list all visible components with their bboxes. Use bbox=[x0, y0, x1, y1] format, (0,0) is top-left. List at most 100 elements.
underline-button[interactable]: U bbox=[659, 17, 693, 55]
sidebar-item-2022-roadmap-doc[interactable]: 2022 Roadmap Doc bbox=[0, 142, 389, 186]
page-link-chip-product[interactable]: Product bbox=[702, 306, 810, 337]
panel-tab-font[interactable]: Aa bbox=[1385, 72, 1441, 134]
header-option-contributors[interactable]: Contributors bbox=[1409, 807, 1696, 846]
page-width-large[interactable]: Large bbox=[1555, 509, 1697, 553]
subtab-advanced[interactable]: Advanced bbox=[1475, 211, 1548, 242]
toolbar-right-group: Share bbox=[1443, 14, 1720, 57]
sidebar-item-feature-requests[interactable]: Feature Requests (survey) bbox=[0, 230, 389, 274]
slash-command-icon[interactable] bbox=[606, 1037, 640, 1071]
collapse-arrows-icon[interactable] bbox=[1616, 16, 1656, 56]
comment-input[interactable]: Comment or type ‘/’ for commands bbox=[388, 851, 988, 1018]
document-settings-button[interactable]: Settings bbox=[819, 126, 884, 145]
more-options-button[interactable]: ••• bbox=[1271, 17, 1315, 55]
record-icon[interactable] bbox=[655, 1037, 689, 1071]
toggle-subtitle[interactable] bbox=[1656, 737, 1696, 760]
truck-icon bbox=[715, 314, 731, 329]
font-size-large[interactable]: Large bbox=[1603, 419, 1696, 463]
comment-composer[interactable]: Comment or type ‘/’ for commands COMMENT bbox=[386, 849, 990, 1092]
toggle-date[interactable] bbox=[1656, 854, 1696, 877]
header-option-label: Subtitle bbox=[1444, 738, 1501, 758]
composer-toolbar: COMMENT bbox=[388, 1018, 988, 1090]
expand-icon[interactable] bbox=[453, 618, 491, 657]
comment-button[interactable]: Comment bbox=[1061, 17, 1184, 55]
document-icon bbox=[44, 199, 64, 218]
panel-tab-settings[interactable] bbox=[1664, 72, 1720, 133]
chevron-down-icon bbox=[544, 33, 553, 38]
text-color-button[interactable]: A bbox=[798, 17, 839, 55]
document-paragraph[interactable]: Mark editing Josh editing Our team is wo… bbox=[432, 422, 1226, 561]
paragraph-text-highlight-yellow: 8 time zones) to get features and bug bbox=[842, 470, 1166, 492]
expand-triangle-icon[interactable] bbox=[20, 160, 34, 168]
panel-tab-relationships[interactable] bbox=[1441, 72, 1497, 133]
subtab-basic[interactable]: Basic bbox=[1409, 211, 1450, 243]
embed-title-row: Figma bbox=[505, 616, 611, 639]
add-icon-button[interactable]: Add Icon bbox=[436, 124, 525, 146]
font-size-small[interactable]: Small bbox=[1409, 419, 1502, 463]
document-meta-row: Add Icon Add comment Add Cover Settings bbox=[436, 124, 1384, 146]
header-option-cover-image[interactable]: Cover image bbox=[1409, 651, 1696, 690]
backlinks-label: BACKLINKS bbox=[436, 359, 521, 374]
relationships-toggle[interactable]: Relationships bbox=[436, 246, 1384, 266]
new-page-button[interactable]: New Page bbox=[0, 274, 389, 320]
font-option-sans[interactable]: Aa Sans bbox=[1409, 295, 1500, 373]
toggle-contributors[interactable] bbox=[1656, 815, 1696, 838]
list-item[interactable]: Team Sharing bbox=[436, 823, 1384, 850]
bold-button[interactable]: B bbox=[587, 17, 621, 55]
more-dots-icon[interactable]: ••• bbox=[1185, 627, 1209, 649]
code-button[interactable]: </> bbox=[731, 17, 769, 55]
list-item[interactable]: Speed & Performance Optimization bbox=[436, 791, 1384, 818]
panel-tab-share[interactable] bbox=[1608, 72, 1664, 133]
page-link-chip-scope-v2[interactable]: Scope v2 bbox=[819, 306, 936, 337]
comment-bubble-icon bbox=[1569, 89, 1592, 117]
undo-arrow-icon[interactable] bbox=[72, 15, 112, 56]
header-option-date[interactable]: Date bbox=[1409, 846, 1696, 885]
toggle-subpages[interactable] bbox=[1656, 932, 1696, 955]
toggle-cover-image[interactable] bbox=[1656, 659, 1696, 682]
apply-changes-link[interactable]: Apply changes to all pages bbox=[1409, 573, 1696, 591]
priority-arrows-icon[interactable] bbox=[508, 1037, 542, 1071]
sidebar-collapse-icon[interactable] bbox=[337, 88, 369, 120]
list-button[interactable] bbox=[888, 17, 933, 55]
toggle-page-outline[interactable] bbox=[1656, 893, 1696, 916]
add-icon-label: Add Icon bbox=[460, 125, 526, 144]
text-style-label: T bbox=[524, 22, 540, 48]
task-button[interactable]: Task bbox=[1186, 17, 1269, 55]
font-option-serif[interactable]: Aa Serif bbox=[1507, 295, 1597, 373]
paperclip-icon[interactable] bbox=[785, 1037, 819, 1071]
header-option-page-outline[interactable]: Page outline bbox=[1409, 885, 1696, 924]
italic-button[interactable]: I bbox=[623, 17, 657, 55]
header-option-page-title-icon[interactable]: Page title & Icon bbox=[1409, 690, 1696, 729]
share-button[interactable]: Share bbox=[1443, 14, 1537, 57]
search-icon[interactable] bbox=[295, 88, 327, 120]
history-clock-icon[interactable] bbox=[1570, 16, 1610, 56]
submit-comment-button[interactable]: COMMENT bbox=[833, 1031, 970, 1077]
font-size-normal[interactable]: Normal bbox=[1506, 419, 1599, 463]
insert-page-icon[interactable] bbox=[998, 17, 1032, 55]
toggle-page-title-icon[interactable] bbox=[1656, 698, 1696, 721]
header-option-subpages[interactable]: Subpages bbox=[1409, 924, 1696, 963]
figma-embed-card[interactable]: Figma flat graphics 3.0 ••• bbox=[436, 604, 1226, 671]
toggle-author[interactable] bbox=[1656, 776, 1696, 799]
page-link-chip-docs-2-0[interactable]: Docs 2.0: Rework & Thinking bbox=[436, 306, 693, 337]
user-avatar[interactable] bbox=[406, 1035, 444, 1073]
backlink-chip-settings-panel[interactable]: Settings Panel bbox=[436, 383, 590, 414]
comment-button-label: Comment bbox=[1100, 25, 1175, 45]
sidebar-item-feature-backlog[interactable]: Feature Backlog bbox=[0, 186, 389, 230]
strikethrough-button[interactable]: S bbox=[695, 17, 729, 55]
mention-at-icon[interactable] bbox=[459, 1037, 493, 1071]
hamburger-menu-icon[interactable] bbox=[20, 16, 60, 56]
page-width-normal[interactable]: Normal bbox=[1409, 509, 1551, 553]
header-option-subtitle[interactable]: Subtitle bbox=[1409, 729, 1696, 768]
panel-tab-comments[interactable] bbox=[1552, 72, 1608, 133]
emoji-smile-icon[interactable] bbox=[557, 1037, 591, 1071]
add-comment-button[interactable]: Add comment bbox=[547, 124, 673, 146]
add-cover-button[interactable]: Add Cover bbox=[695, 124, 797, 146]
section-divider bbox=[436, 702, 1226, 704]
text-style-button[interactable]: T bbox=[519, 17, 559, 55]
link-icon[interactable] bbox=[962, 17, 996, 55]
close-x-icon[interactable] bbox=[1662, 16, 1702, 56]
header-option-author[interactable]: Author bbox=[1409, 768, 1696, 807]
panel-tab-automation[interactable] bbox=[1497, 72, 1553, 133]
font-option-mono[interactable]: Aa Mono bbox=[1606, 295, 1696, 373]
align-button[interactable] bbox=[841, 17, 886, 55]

### What you have to do:
Output the rows above as a Markdown table with the columns No. and Entry, where No. numbers each row in order and Entry holds the row's text. Leave out blank lines.

### Answer below:
| No. | Entry |
|---|---|
| 1 | list all visible components with their bboxes. Use bbox=[x0, y0, x1, y1] format, (0,0) is top-left. List at most 100 elements. |
| 2 | underline-button[interactable]: U bbox=[659, 17, 693, 55] |
| 3 | sidebar-item-2022-roadmap-doc[interactable]: 2022 Roadmap Doc bbox=[0, 142, 389, 186] |
| 4 | page-link-chip-product[interactable]: Product bbox=[702, 306, 810, 337] |
| 5 | panel-tab-font[interactable]: Aa bbox=[1385, 72, 1441, 134] |
| 6 | header-option-contributors[interactable]: Contributors bbox=[1409, 807, 1696, 846] |
| 7 | page-width-large[interactable]: Large bbox=[1555, 509, 1697, 553] |
| 8 | subtab-advanced[interactable]: Advanced bbox=[1475, 211, 1548, 242] |
| 9 | toolbar-right-group: Share bbox=[1443, 14, 1720, 57] |
| 10 | sidebar-item-feature-requests[interactable]: Feature Requests (survey) bbox=[0, 230, 389, 274] |
| 11 | slash-command-icon[interactable] bbox=[606, 1037, 640, 1071] |
| 12 | collapse-arrows-icon[interactable] bbox=[1616, 16, 1656, 56] |
| 13 | comment-input[interactable]: Comment or type ‘/’ for commands bbox=[388, 851, 988, 1018] |
| 14 | document-settings-button[interactable]: Settings bbox=[819, 126, 884, 145] |
| 15 | more-options-button[interactable]: ••• bbox=[1271, 17, 1315, 55] |
| 16 | record-icon[interactable] bbox=[655, 1037, 689, 1071] |
| 17 | toggle-subtitle[interactable] bbox=[1656, 737, 1696, 760] |
| 18 | truck-icon bbox=[715, 314, 731, 329] |
| 19 | font-size-large[interactable]: Large bbox=[1603, 419, 1696, 463] |
| 20 | comment-composer[interactable]: Comment or type ‘/’ for commands COMMENT bbox=[386, 849, 990, 1092] |
| 21 | toggle-date[interactable] bbox=[1656, 854, 1696, 877] |
| 22 | header-option-label: Subtitle bbox=[1444, 738, 1501, 758] |
| 23 | composer-toolbar: COMMENT bbox=[388, 1018, 988, 1090] |
| 24 | expand-icon[interactable] bbox=[453, 618, 491, 657] |
| 25 | comment-button[interactable]: Comment bbox=[1061, 17, 1184, 55] |
| 26 | document-icon bbox=[44, 199, 64, 218] |
| 27 | panel-tab-settings[interactable] bbox=[1664, 72, 1720, 133] |
| 28 | chevron-down-icon bbox=[544, 33, 553, 38] |
| 29 | text-color-button[interactable]: A bbox=[798, 17, 839, 55] |
| 30 | document-paragraph[interactable]: Mark editing Josh editing Our team is wo… bbox=[432, 422, 1226, 561] |
| 31 | paragraph-text-highlight-yellow: 8 time zones) to get features and bug bbox=[842, 470, 1166, 492] |
| 32 | expand-triangle-icon[interactable] bbox=[20, 160, 34, 168] |
| 33 | panel-tab-relationships[interactable] bbox=[1441, 72, 1497, 133] |
| 34 | subtab-basic[interactable]: Basic bbox=[1409, 211, 1450, 243] |
| 35 | embed-title-row: Figma bbox=[505, 616, 611, 639] |
| 36 | add-icon-button[interactable]: Add Icon bbox=[436, 124, 525, 146] |
| 37 | font-size-small[interactable]: Small bbox=[1409, 419, 1502, 463] |
| 38 | document-meta-row: Add Icon Add comment Add Cover Settings bbox=[436, 124, 1384, 146] |
| 39 | header-option-cover-image[interactable]: Cover image bbox=[1409, 651, 1696, 690] |
| 40 | backlinks-label: BACKLINKS bbox=[436, 359, 521, 374] |
| 41 | relationships-toggle[interactable]: Relationships bbox=[436, 246, 1384, 266] |
| 42 | new-page-button[interactable]: New Page bbox=[0, 274, 389, 320] |
| 43 | font-option-sans[interactable]: Aa Sans bbox=[1409, 295, 1500, 373] |
| 44 | toggle-contributors[interactable] bbox=[1656, 815, 1696, 838] |
| 45 | list-item[interactable]: Team Sharing bbox=[436, 823, 1384, 850] |
| 46 | bold-button[interactable]: B bbox=[587, 17, 621, 55] |
| 47 | more-dots-icon[interactable]: ••• bbox=[1185, 627, 1209, 649] |
| 48 | code-button[interactable]: </> bbox=[731, 17, 769, 55] |
| 49 | list-item[interactable]: Speed & Performance Optimization bbox=[436, 791, 1384, 818] |
| 50 | panel-tab-share[interactable] bbox=[1608, 72, 1664, 133] |
| 51 | page-link-chip-scope-v2[interactable]: Scope v2 bbox=[819, 306, 936, 337] |
| 52 | comment-bubble-icon bbox=[1569, 89, 1592, 117] |
| 53 | undo-arrow-icon[interactable] bbox=[72, 15, 112, 56] |
| 54 | header-option-date[interactable]: Date bbox=[1409, 846, 1696, 885] |
| 55 | toggle-subpages[interactable] bbox=[1656, 932, 1696, 955] |
| 56 | toggle-cover-image[interactable] bbox=[1656, 659, 1696, 682] |
| 57 | apply-changes-link[interactable]: Apply changes to all pages bbox=[1409, 573, 1696, 591] |
| 58 | priority-arrows-icon[interactable] bbox=[508, 1037, 542, 1071] |
| 59 | sidebar-collapse-icon[interactable] bbox=[337, 88, 369, 120] |
| 60 | list-button[interactable] bbox=[888, 17, 933, 55] |
| 61 | toggle-page-outline[interactable] bbox=[1656, 893, 1696, 916] |
| 62 | add-icon-label: Add Icon bbox=[460, 125, 526, 144] |
| 63 | text-style-label: T bbox=[524, 22, 540, 48] |
| 64 | task-button[interactable]: Task bbox=[1186, 17, 1269, 55] |
| 65 | font-option-serif[interactable]: Aa Serif bbox=[1507, 295, 1597, 373] |
| 66 | paperclip-icon[interactable] bbox=[785, 1037, 819, 1071] |
| 67 | header-option-page-outline[interactable]: Page outline bbox=[1409, 885, 1696, 924] |
| 68 | italic-button[interactable]: I bbox=[623, 17, 657, 55] |
| 69 | header-option-page-title-icon[interactable]: Page title & Icon bbox=[1409, 690, 1696, 729] |
| 70 | share-button[interactable]: Share bbox=[1443, 14, 1537, 57] |
| 71 | search-icon[interactable] bbox=[295, 88, 327, 120] |
| 72 | history-clock-icon[interactable] bbox=[1570, 16, 1610, 56] |
| 73 | submit-comment-button[interactable]: COMMENT bbox=[833, 1031, 970, 1077] |
| 74 | font-size-normal[interactable]: Normal bbox=[1506, 419, 1599, 463] |
| 75 | insert-page-icon[interactable] bbox=[998, 17, 1032, 55] |
| 76 | toggle-page-title-icon[interactable] bbox=[1656, 698, 1696, 721] |
| 77 | header-option-subpages[interactable]: Subpages bbox=[1409, 924, 1696, 963] |
| 78 | figma-embed-card[interactable]: Figma flat graphics 3.0 ••• bbox=[436, 604, 1226, 671] |
| 79 | toggle-author[interactable] bbox=[1656, 776, 1696, 799] |
| 80 | page-link-chip-docs-2-0[interactable]: Docs 2.0: Rework & Thinking bbox=[436, 306, 693, 337] |
| 81 | user-avatar[interactable] bbox=[406, 1035, 444, 1073] |
| 82 | backlink-chip-settings-panel[interactable]: Settings Panel bbox=[436, 383, 590, 414] |
| 83 | comment-button-label: Comment bbox=[1100, 25, 1175, 45] |
| 84 | sidebar-item-feature-backlog[interactable]: Feature Backlog bbox=[0, 186, 389, 230] |
| 85 | strikethrough-button[interactable]: S bbox=[695, 17, 729, 55] |
| 86 | mention-at-icon[interactable] bbox=[459, 1037, 493, 1071] |
| 87 | hamburger-menu-icon[interactable] bbox=[20, 16, 60, 56] |
| 88 | page-width-normal[interactable]: Normal bbox=[1409, 509, 1551, 553] |
| 89 | header-option-subtitle[interactable]: Subtitle bbox=[1409, 729, 1696, 768] |
| 90 | panel-tab-comments[interactable] bbox=[1552, 72, 1608, 133] |
| 91 | emoji-smile-icon[interactable] bbox=[557, 1037, 591, 1071] |
| 92 | add-comment-button[interactable]: Add comment bbox=[547, 124, 673, 146] |
| 93 | add-cover-button[interactable]: Add Cover bbox=[695, 124, 797, 146] |
| 94 | section-divider bbox=[436, 702, 1226, 704] |
| 95 | text-style-button[interactable]: T bbox=[519, 17, 559, 55] |
| 96 | link-icon[interactable] bbox=[962, 17, 996, 55] |
| 97 | close-x-icon[interactable] bbox=[1662, 16, 1702, 56] |
| 98 | header-option-author[interactable]: Author bbox=[1409, 768, 1696, 807] |
| 99 | panel-tab-automation[interactable] bbox=[1497, 72, 1553, 133] |
| 100 | font-option-mono[interactable]: Aa Mono bbox=[1606, 295, 1696, 373] |
| 101 | align-button[interactable] bbox=[841, 17, 886, 55] |